Short task: Look for the string "name" and copy every line that has it.

-- START The data --

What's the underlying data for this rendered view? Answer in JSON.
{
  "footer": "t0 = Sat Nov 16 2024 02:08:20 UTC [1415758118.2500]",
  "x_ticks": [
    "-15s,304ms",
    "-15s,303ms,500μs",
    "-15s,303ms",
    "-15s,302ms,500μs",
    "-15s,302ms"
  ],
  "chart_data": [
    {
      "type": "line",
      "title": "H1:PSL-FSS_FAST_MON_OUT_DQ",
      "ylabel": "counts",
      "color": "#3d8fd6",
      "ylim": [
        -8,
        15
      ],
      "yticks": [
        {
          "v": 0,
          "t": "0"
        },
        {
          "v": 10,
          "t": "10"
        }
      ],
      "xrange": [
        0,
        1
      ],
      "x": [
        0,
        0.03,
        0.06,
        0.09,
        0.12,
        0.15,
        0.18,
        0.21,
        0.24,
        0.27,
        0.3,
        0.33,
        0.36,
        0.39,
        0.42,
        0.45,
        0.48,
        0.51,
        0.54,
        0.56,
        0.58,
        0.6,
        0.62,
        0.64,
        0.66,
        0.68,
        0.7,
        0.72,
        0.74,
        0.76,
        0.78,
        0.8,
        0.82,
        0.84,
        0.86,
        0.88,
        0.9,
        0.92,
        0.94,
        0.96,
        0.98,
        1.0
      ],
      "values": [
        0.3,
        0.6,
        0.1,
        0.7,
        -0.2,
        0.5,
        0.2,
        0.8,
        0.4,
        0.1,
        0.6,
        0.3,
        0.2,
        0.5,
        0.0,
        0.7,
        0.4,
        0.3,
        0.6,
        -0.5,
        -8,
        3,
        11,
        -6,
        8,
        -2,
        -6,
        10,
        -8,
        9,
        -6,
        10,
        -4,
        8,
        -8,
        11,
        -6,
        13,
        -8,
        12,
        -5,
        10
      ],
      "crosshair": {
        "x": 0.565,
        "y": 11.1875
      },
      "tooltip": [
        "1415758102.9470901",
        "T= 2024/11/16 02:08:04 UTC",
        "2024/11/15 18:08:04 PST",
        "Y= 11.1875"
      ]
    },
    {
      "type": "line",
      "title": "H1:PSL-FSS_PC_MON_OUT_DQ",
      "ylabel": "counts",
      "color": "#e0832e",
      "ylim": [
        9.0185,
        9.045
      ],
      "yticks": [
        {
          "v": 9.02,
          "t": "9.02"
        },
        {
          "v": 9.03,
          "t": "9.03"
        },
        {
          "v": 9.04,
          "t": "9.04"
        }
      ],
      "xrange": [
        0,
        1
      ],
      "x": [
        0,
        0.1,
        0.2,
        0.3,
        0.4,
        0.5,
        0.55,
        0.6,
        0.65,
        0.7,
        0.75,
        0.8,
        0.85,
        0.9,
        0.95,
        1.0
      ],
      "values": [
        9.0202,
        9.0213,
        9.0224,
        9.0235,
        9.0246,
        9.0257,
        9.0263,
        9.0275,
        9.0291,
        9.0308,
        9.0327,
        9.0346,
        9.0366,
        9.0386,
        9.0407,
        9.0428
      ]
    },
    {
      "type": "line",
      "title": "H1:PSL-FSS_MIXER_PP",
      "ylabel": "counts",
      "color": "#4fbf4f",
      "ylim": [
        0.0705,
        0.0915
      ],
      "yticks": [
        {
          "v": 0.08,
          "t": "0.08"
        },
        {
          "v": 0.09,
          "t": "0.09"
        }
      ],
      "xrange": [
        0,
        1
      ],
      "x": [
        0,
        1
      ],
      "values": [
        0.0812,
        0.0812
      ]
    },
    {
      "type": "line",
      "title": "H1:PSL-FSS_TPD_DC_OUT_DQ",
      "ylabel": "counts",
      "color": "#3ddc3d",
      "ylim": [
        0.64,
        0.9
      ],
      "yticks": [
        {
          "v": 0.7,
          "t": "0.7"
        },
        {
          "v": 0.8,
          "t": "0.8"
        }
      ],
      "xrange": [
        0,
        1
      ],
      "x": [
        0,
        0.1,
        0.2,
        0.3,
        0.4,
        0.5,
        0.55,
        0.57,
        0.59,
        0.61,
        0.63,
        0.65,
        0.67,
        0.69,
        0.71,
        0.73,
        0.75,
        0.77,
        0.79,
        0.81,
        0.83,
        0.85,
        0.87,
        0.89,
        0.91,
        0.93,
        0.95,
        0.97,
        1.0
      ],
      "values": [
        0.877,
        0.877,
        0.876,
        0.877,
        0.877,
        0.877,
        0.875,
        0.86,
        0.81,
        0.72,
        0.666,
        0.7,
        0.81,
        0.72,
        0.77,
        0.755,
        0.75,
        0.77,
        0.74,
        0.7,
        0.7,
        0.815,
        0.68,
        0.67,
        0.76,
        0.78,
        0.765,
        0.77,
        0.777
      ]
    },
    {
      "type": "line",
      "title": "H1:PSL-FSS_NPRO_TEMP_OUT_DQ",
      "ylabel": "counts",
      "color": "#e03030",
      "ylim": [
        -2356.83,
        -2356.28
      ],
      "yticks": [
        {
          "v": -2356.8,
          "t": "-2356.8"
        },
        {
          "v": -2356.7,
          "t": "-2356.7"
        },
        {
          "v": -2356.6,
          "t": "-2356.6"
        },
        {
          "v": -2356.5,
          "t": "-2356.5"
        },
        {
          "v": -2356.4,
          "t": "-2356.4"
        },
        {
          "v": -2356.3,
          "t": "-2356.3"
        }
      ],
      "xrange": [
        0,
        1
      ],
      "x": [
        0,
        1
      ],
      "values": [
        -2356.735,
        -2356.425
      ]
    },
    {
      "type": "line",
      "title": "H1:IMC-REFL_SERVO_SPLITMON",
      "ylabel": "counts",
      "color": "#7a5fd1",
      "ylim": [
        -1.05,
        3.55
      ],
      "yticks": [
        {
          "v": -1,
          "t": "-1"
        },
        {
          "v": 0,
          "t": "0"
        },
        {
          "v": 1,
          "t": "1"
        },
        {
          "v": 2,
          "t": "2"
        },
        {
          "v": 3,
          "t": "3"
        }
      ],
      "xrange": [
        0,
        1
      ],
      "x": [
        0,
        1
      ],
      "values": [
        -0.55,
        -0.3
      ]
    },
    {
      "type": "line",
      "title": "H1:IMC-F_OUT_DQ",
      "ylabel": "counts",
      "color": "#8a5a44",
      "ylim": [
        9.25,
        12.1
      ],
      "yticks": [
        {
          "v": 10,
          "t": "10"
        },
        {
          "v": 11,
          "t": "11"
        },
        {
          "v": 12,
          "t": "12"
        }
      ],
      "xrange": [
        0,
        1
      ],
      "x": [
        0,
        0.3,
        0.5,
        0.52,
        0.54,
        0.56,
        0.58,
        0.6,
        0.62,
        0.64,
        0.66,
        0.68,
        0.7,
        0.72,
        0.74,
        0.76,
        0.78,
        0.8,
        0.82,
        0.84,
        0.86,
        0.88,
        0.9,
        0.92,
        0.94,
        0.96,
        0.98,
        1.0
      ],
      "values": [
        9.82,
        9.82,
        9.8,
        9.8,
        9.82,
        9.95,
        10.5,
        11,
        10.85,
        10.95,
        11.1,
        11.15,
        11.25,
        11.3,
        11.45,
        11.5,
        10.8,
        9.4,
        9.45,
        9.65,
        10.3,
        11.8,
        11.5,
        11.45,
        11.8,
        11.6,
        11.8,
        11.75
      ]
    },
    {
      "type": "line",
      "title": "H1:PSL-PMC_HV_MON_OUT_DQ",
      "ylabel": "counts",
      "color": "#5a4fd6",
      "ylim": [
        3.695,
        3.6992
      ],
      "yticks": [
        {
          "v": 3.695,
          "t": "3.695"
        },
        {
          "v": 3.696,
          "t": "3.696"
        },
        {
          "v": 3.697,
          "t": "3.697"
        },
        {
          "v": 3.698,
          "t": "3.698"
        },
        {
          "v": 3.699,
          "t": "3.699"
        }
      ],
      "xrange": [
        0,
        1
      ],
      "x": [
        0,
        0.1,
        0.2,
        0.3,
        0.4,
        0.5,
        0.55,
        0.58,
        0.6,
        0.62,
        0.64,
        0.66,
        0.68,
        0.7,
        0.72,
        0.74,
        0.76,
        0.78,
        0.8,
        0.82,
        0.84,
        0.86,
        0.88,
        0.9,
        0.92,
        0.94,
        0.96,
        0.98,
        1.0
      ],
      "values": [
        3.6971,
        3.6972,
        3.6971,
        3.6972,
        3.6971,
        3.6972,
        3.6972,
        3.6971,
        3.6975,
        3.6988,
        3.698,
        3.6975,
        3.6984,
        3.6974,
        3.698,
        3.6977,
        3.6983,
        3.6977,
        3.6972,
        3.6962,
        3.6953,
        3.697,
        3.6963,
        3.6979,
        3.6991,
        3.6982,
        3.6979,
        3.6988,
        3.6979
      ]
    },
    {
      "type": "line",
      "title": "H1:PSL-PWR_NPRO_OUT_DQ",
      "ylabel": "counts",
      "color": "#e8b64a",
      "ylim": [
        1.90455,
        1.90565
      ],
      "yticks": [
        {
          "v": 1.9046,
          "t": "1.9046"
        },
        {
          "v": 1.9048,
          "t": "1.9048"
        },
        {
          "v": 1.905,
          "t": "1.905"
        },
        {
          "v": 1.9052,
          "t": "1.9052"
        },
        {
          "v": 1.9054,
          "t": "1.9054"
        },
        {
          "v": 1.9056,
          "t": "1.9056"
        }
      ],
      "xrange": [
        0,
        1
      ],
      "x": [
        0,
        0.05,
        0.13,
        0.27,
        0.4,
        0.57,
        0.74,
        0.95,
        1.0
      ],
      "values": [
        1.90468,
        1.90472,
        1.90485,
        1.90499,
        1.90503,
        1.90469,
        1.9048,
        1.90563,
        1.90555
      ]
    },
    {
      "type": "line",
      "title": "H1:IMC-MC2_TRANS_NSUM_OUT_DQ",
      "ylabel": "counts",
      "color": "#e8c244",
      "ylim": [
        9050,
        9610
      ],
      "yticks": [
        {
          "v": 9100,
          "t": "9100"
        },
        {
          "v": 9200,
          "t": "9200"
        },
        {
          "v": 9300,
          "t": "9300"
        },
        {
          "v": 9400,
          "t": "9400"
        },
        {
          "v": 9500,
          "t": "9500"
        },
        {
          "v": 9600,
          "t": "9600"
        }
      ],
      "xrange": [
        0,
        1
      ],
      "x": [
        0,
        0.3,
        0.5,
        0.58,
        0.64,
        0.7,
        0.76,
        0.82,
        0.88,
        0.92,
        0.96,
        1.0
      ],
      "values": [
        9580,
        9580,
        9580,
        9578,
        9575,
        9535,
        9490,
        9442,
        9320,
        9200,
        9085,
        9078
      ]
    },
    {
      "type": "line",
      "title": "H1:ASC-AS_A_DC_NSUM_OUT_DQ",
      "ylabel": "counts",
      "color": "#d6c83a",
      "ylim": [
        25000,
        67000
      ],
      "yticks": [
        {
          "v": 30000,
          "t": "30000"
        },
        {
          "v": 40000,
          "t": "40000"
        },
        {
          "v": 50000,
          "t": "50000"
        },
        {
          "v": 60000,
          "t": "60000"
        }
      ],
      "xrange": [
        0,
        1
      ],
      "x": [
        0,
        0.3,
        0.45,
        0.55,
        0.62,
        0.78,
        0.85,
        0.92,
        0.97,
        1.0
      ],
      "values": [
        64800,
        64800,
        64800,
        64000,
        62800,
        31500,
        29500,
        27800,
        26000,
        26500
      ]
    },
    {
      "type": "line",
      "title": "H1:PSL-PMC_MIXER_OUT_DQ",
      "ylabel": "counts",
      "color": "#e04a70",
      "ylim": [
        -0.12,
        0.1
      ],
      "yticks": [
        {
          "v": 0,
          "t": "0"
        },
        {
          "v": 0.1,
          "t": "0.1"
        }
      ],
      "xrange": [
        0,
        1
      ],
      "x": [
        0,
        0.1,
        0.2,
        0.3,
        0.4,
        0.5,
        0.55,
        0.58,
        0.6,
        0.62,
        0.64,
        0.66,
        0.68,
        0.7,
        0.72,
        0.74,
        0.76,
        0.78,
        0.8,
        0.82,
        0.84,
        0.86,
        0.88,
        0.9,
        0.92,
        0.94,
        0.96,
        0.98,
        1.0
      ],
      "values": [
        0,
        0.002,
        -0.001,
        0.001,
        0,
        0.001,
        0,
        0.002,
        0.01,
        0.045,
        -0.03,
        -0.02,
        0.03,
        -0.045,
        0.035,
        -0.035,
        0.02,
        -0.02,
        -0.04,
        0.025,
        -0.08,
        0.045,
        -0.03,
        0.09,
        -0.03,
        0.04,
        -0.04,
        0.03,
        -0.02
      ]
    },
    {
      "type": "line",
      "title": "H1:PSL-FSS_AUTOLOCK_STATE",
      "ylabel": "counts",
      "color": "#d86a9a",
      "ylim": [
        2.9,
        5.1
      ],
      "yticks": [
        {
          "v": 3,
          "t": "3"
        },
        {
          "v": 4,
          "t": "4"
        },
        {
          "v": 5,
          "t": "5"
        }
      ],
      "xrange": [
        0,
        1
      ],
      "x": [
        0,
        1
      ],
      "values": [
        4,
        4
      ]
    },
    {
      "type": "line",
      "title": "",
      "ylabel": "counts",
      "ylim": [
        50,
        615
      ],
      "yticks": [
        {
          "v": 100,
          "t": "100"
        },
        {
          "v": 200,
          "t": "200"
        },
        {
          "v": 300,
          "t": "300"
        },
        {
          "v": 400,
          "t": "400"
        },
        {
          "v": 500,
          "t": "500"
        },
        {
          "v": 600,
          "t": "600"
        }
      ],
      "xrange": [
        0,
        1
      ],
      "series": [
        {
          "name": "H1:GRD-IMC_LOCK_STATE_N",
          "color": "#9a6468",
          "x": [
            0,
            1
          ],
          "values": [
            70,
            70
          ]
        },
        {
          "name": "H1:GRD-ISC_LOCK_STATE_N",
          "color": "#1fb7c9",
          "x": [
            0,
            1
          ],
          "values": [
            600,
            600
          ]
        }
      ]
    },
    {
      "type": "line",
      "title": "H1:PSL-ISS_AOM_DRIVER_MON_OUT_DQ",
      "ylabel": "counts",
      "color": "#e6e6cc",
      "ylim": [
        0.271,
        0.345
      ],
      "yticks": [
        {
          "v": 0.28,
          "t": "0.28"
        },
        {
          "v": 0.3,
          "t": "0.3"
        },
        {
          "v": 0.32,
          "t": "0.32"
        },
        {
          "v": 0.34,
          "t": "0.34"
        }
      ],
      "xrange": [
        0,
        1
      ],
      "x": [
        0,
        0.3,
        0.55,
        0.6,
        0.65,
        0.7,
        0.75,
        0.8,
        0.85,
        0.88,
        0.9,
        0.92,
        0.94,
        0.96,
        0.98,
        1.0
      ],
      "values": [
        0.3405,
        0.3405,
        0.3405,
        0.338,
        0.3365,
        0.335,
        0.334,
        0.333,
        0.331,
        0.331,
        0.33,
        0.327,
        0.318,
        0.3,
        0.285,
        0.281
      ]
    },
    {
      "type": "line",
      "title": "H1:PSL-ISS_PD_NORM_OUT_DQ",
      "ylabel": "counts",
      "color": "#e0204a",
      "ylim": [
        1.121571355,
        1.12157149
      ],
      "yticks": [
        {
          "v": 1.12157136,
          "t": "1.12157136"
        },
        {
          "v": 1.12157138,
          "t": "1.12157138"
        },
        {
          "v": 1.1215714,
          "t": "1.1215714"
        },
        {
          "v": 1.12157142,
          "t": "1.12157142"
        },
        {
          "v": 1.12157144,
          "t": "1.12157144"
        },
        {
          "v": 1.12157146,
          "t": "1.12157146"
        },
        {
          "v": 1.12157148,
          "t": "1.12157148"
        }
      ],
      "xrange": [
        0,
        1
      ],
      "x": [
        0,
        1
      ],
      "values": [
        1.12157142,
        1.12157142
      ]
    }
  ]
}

-- END The data --

Task solution:
          "name": "H1:GRD-IMC_LOCK_STATE_N",
          "name": "H1:GRD-ISC_LOCK_STATE_N",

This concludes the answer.